RECORDS FOR PROCESSING:
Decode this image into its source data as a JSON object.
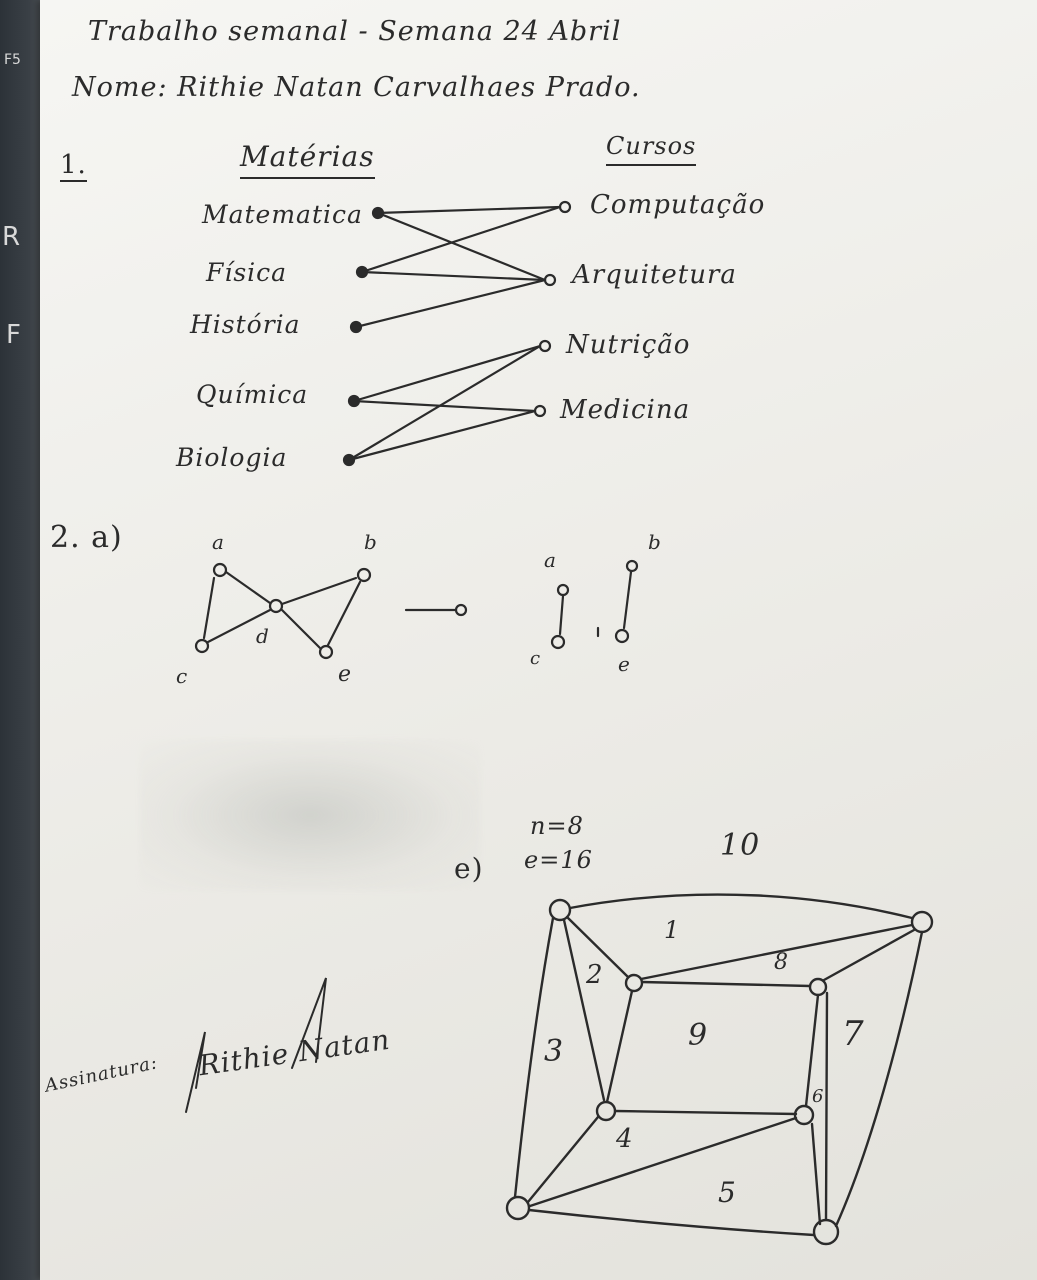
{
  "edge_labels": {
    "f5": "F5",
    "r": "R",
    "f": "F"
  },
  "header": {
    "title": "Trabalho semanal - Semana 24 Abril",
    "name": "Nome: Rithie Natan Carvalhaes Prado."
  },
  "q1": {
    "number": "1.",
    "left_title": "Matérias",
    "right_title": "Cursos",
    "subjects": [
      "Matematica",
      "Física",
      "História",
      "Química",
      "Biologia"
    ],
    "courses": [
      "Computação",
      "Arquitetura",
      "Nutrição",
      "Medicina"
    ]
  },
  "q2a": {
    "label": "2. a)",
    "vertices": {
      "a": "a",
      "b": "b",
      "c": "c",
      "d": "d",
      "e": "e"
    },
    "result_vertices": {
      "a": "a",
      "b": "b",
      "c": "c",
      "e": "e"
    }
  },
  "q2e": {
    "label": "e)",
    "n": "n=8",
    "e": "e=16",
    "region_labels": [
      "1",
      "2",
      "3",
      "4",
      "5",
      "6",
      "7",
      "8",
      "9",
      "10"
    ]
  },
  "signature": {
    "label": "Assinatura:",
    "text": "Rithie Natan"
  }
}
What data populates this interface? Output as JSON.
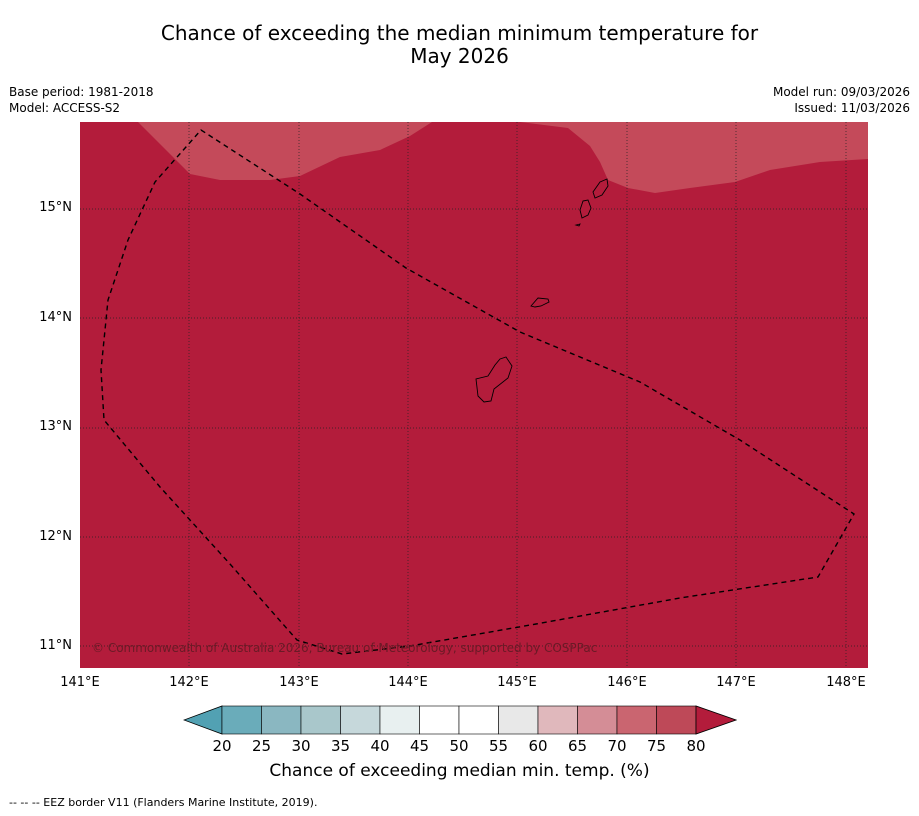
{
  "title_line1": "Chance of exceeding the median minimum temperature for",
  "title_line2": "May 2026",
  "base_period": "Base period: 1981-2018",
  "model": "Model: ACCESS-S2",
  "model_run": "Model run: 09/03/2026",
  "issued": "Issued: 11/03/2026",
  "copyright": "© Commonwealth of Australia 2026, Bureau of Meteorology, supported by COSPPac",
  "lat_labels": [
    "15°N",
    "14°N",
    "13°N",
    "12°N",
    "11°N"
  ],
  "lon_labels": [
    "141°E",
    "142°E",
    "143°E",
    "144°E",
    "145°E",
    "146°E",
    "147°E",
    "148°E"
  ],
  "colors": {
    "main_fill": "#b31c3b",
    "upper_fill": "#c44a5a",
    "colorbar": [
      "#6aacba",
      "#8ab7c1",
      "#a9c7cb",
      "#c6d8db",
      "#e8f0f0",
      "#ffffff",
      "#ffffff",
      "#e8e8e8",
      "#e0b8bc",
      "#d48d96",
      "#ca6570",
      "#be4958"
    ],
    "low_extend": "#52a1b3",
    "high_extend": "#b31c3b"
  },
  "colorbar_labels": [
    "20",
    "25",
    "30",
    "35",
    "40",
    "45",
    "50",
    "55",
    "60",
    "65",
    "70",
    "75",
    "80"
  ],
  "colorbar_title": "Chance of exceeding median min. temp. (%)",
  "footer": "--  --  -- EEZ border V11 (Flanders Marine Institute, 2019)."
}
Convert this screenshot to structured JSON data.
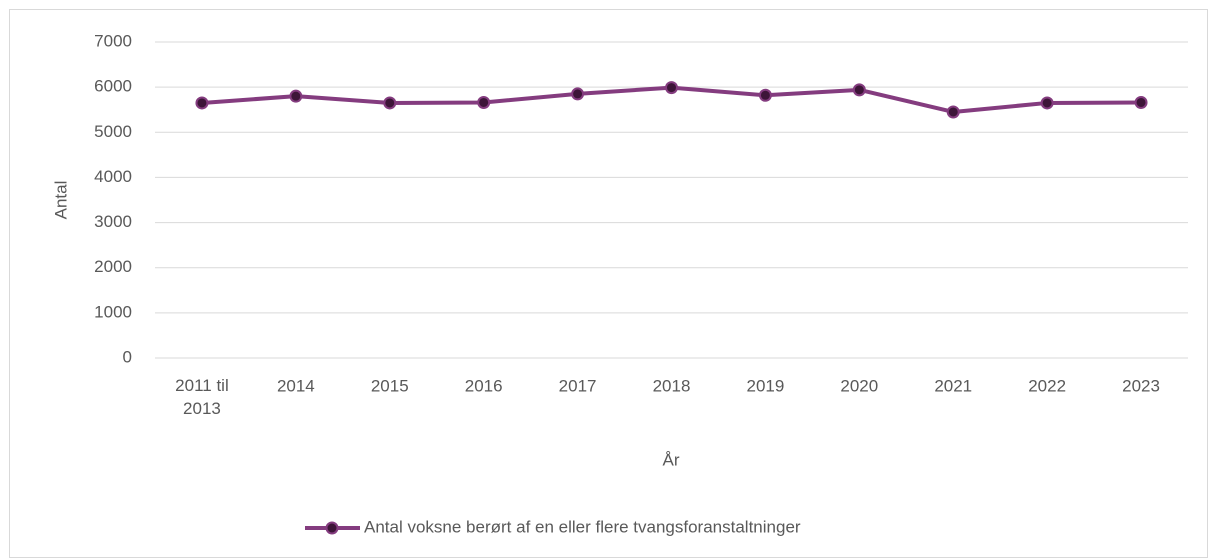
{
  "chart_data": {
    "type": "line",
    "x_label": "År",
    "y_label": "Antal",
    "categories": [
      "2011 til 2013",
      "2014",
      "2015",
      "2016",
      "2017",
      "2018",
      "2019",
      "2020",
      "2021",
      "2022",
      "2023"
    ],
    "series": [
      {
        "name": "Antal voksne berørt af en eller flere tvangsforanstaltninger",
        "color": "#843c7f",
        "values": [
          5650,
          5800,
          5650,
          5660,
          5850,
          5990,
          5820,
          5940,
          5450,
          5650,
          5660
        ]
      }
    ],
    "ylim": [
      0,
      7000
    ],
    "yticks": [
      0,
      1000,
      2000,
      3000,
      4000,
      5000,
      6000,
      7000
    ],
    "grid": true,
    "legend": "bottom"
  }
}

OBJECTIVE:
Leave out the pictures and copy every record above exactly.

REPLY:
Decode this image into its source data as a JSON object.
{
  "edge_labels": {
    "f5": "F5",
    "r": "R",
    "f": "F"
  },
  "header": {
    "title": "Trabalho semanal - Semana 24 Abril",
    "name": "Nome: Rithie Natan Carvalhaes Prado."
  },
  "q1": {
    "number": "1.",
    "left_title": "Matérias",
    "right_title": "Cursos",
    "subjects": [
      "Matematica",
      "Física",
      "História",
      "Química",
      "Biologia"
    ],
    "courses": [
      "Computação",
      "Arquitetura",
      "Nutrição",
      "Medicina"
    ]
  },
  "q2a": {
    "label": "2. a)",
    "vertices": {
      "a": "a",
      "b": "b",
      "c": "c",
      "d": "d",
      "e": "e"
    },
    "result_vertices": {
      "a": "a",
      "b": "b",
      "c": "c",
      "e": "e"
    }
  },
  "q2e": {
    "label": "e)",
    "n": "n=8",
    "e": "e=16",
    "region_labels": [
      "1",
      "2",
      "3",
      "4",
      "5",
      "6",
      "7",
      "8",
      "9",
      "10"
    ]
  },
  "signature": {
    "label": "Assinatura:",
    "text": "Rithie Natan"
  }
}
What data populates this interface? Output as JSON.
{
  "title_line1": "Chance of exceeding the median minimum temperature for",
  "title_line2": "May 2026",
  "base_period": "Base period: 1981-2018",
  "model": "Model: ACCESS-S2",
  "model_run": "Model run: 09/03/2026",
  "issued": "Issued: 11/03/2026",
  "copyright": "© Commonwealth of Australia 2026, Bureau of Meteorology, supported by COSPPac",
  "lat_labels": [
    "15°N",
    "14°N",
    "13°N",
    "12°N",
    "11°N"
  ],
  "lon_labels": [
    "141°E",
    "142°E",
    "143°E",
    "144°E",
    "145°E",
    "146°E",
    "147°E",
    "148°E"
  ],
  "colors": {
    "main_fill": "#b31c3b",
    "upper_fill": "#c44a5a",
    "colorbar": [
      "#6aacba",
      "#8ab7c1",
      "#a9c7cb",
      "#c6d8db",
      "#e8f0f0",
      "#ffffff",
      "#ffffff",
      "#e8e8e8",
      "#e0b8bc",
      "#d48d96",
      "#ca6570",
      "#be4958"
    ],
    "low_extend": "#52a1b3",
    "high_extend": "#b31c3b"
  },
  "colorbar_labels": [
    "20",
    "25",
    "30",
    "35",
    "40",
    "45",
    "50",
    "55",
    "60",
    "65",
    "70",
    "75",
    "80"
  ],
  "colorbar_title": "Chance of exceeding median min. temp. (%)",
  "footer": "--  --  -- EEZ border V11 (Flanders Marine Institute, 2019)."
}
Convert this screenshot to structured JSON data.
{
  "chart_data": {
    "type": "line",
    "x_label": "År",
    "y_label": "Antal",
    "categories": [
      "2011 til 2013",
      "2014",
      "2015",
      "2016",
      "2017",
      "2018",
      "2019",
      "2020",
      "2021",
      "2022",
      "2023"
    ],
    "series": [
      {
        "name": "Antal voksne berørt af en eller flere tvangsforanstaltninger",
        "color": "#843c7f",
        "values": [
          5650,
          5800,
          5650,
          5660,
          5850,
          5990,
          5820,
          5940,
          5450,
          5650,
          5660
        ]
      }
    ],
    "ylim": [
      0,
      7000
    ],
    "yticks": [
      0,
      1000,
      2000,
      3000,
      4000,
      5000,
      6000,
      7000
    ],
    "grid": true,
    "legend": "bottom"
  }
}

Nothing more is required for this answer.